Saved entries:
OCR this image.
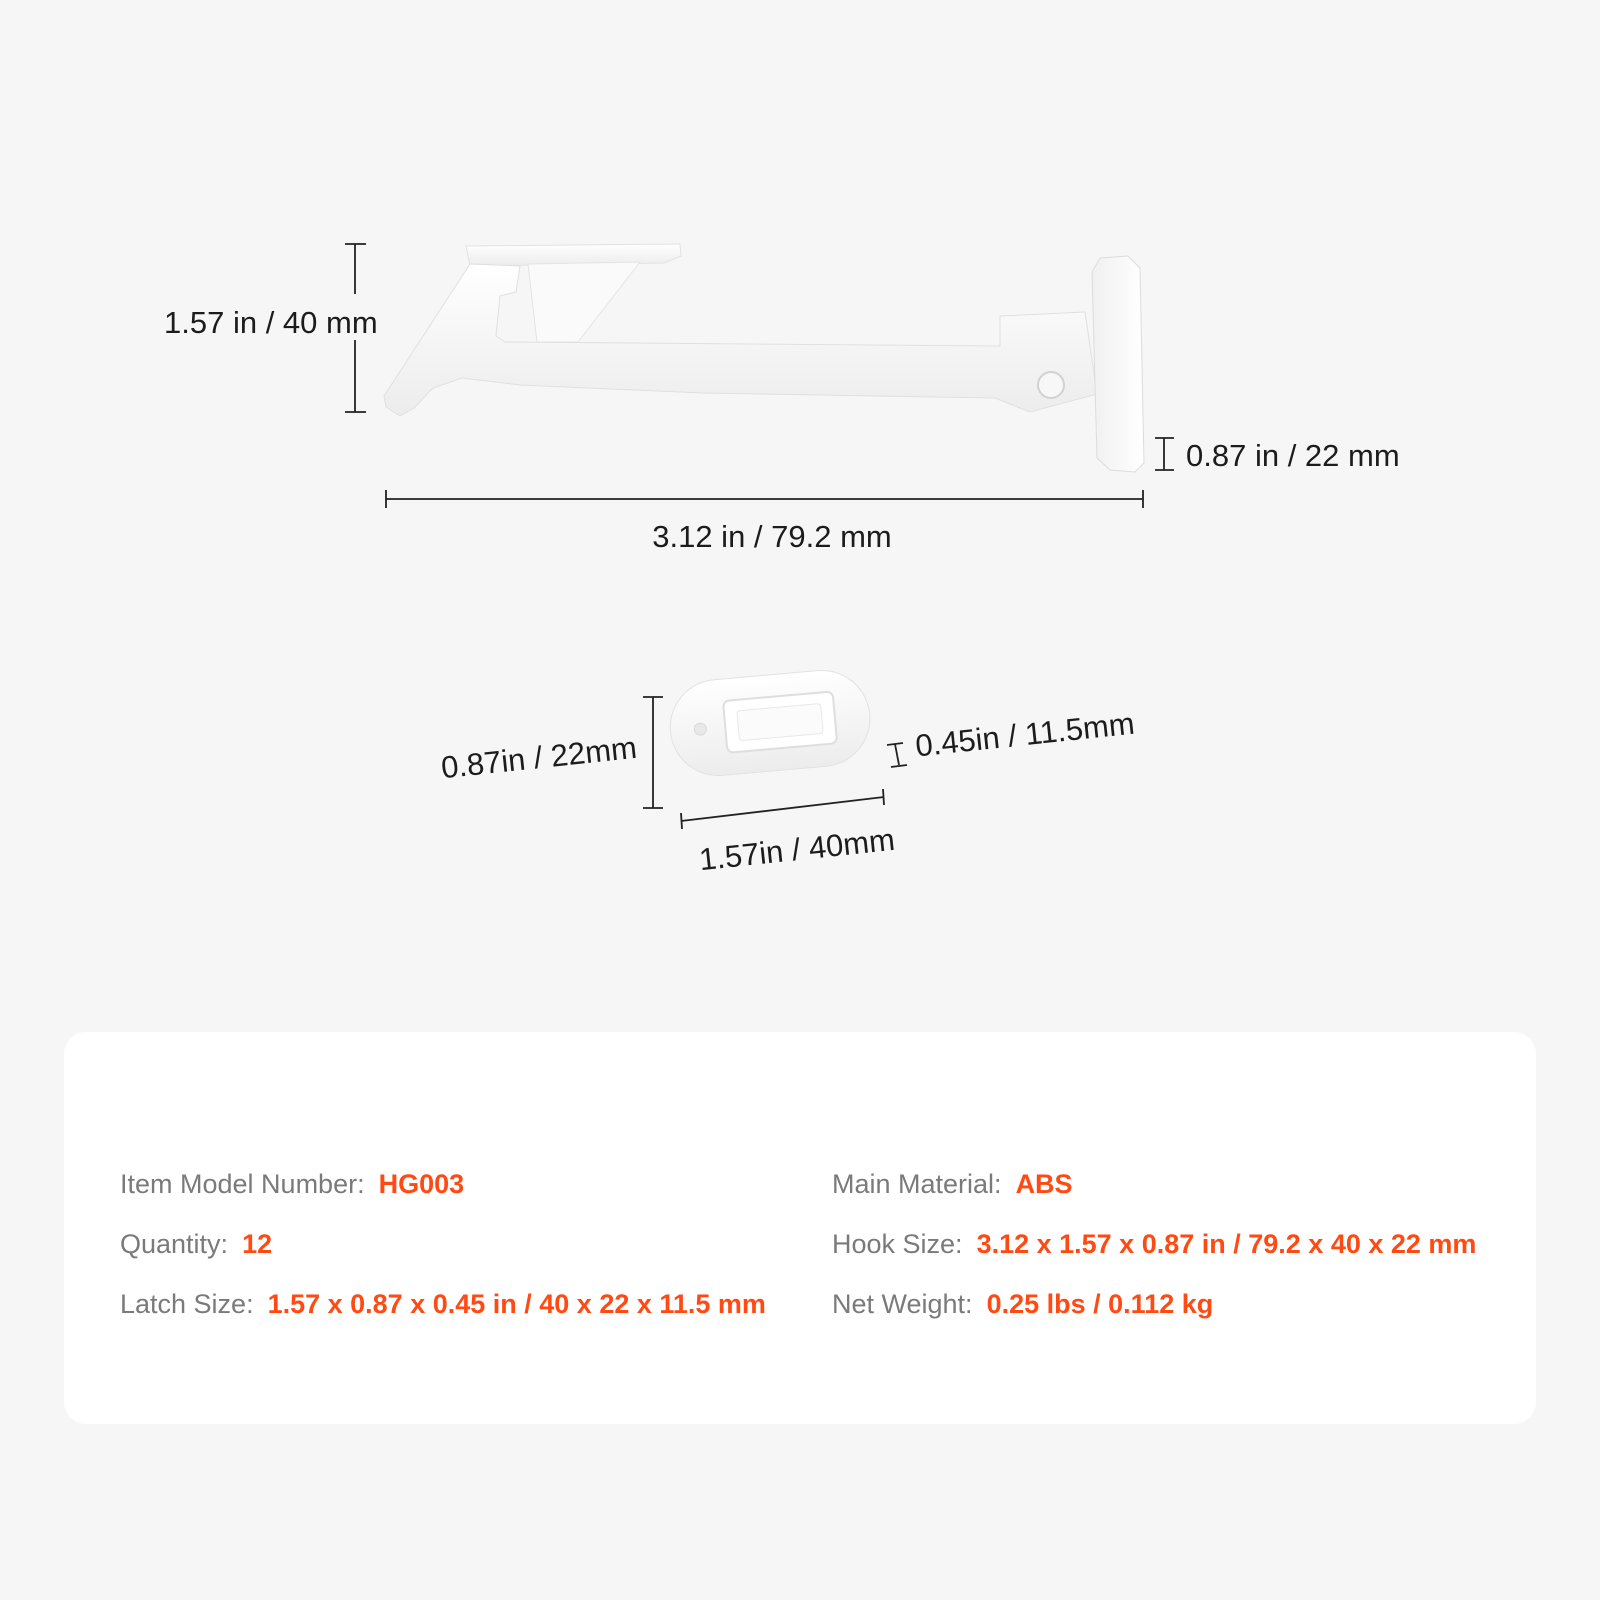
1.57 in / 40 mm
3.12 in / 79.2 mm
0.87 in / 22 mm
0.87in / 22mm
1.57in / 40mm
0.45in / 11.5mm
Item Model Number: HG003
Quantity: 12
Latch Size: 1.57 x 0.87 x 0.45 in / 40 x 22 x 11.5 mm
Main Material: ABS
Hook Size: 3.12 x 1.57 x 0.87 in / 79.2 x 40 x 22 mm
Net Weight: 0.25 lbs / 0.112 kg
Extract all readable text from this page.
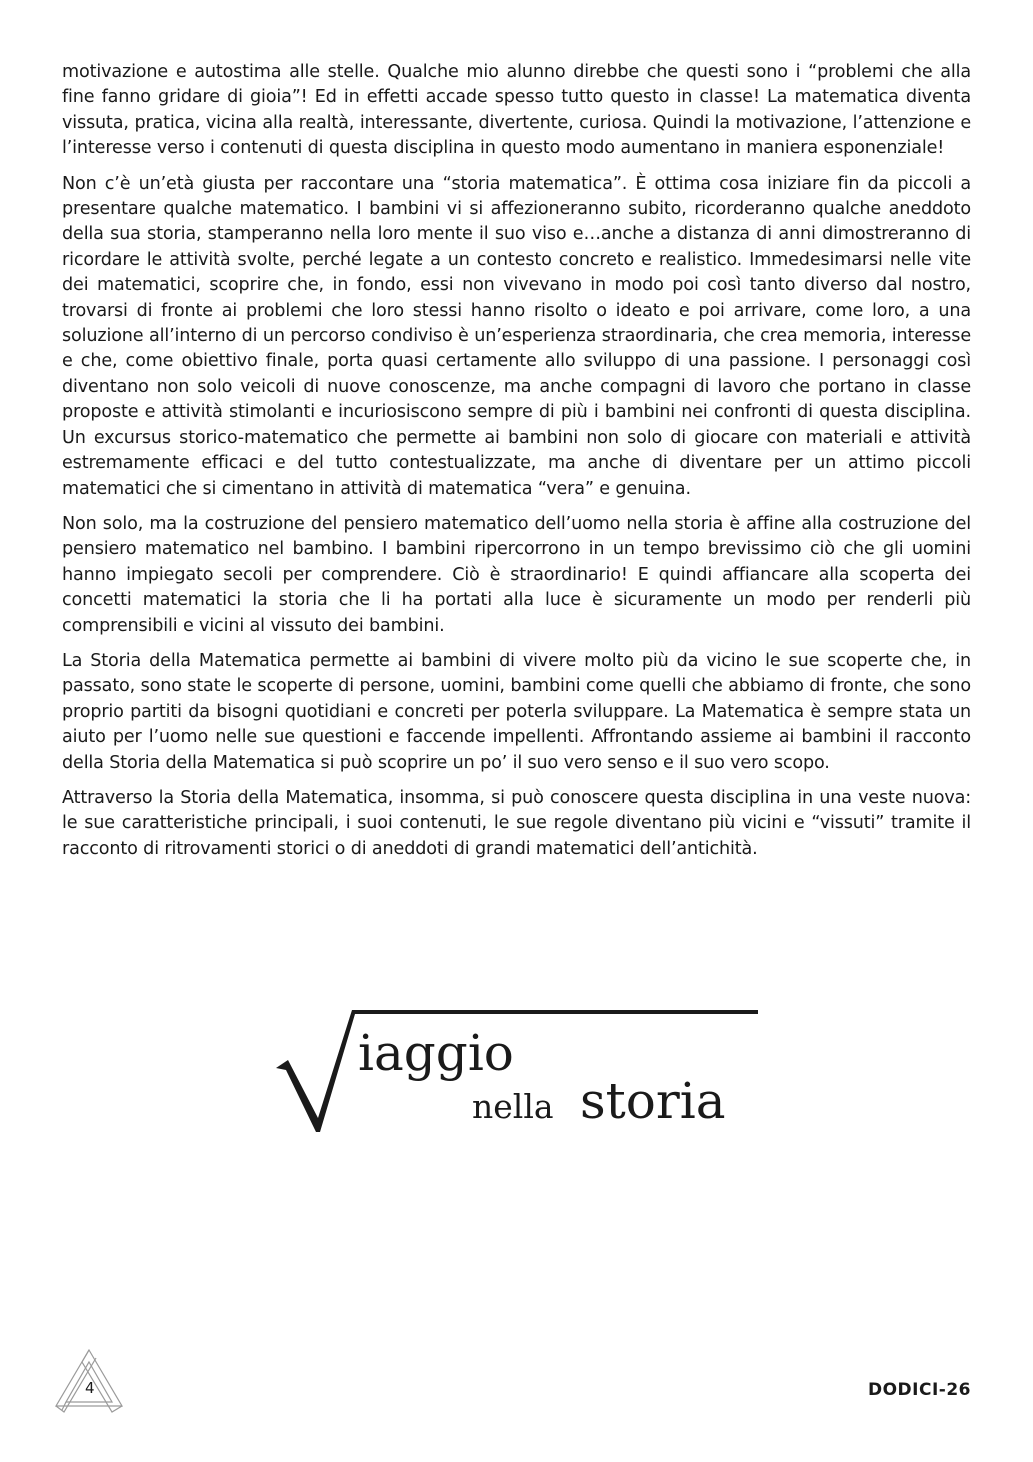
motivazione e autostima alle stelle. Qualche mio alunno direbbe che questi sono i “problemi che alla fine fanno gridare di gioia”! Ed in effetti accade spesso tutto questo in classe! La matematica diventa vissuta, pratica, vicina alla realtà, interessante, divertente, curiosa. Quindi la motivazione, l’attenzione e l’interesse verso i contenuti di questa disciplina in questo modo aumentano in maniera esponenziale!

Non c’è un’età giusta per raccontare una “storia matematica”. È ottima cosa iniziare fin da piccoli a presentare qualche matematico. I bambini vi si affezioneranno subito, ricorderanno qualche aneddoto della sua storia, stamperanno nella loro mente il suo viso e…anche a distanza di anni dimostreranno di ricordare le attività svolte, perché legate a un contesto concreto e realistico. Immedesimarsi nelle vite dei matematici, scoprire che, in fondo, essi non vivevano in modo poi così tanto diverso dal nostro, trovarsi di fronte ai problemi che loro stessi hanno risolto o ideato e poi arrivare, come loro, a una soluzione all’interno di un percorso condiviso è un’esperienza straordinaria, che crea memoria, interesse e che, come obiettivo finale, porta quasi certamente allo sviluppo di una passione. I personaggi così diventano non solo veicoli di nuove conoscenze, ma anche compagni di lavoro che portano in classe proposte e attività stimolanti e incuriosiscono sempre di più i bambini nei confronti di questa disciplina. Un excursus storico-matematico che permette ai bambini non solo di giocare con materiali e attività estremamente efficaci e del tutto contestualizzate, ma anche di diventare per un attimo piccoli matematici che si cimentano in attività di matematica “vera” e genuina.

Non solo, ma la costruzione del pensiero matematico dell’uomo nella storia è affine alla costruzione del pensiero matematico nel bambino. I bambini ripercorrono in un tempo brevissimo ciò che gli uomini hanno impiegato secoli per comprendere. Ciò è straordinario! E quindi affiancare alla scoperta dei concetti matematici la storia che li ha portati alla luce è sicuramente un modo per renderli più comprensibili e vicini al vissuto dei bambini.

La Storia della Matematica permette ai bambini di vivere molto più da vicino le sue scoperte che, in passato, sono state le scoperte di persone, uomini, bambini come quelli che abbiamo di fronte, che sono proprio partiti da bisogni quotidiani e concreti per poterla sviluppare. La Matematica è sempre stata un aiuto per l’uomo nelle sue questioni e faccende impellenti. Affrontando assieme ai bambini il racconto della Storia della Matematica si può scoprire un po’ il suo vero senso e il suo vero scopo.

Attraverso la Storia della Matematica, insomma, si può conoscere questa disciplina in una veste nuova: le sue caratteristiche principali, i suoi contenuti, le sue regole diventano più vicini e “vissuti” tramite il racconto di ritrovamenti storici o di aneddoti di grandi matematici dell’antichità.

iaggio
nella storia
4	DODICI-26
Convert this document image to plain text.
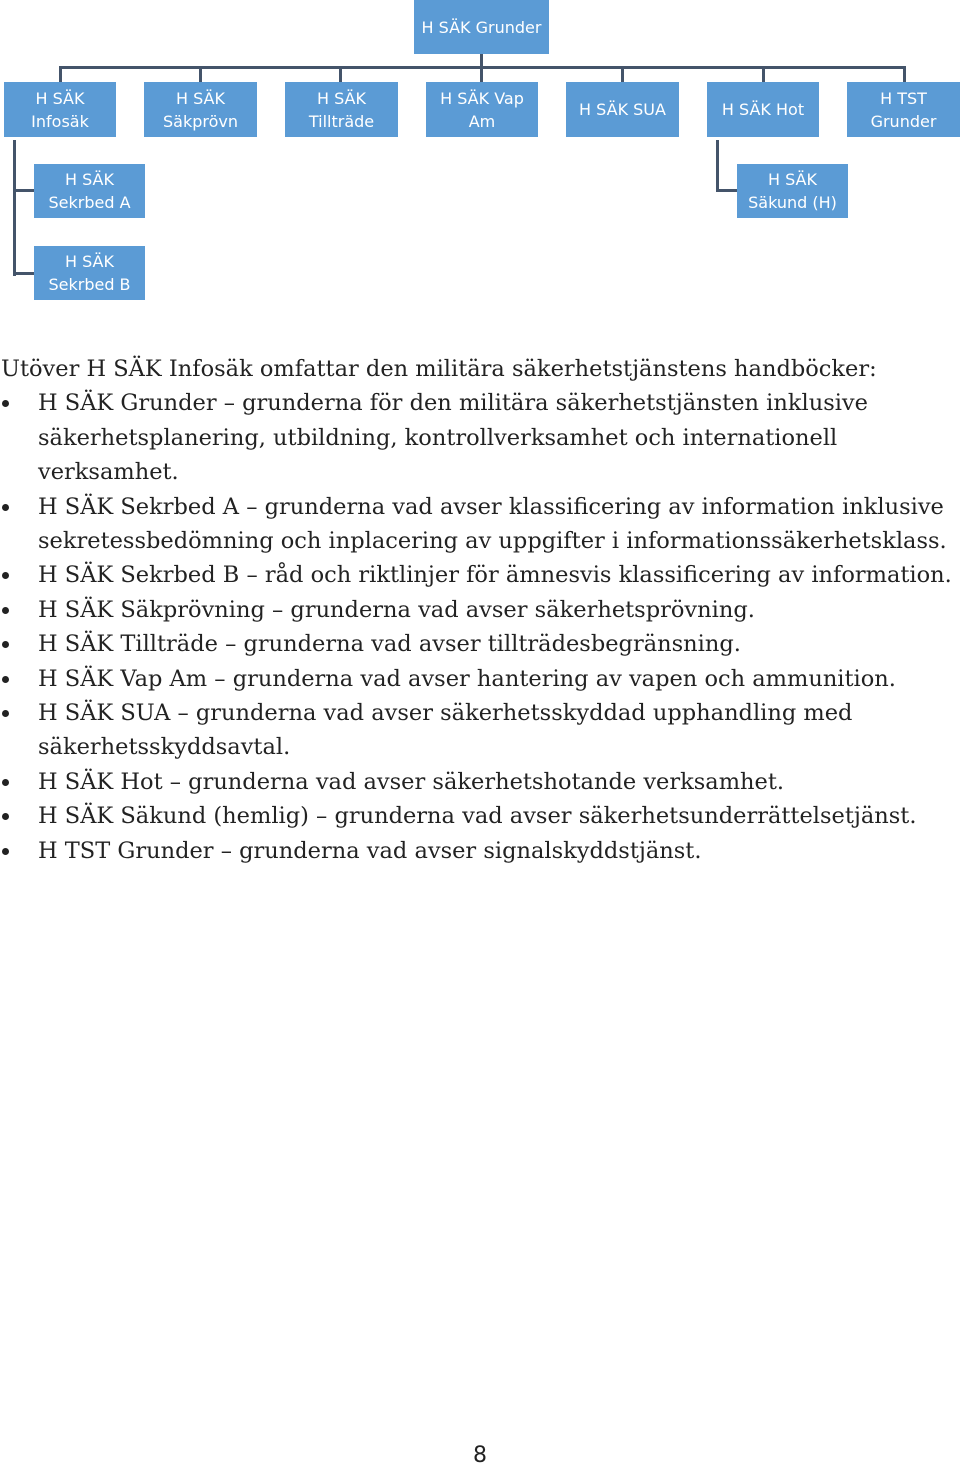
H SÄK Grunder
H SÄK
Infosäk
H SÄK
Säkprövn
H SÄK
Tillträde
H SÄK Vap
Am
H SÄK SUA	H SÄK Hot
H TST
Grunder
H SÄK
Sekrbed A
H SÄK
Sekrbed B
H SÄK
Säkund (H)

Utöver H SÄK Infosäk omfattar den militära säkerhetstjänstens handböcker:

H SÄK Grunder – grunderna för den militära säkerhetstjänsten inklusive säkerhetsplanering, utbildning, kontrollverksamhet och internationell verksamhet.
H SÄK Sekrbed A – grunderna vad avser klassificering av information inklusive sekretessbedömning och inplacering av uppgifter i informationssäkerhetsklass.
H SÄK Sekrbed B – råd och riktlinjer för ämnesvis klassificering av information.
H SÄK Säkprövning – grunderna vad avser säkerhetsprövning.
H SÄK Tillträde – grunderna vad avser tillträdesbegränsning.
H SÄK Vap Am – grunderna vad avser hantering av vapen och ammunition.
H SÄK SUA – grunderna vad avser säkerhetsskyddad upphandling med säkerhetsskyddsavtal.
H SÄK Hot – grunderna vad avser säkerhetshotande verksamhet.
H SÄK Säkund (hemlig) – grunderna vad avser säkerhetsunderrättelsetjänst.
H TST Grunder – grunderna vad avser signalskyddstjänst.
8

INSTRUCTION - Scan the listing above for the word "image" and copy every line that holds it.

ANSWER TO THE EXERCISE -
OCR this image.
Convert this document image to plain text.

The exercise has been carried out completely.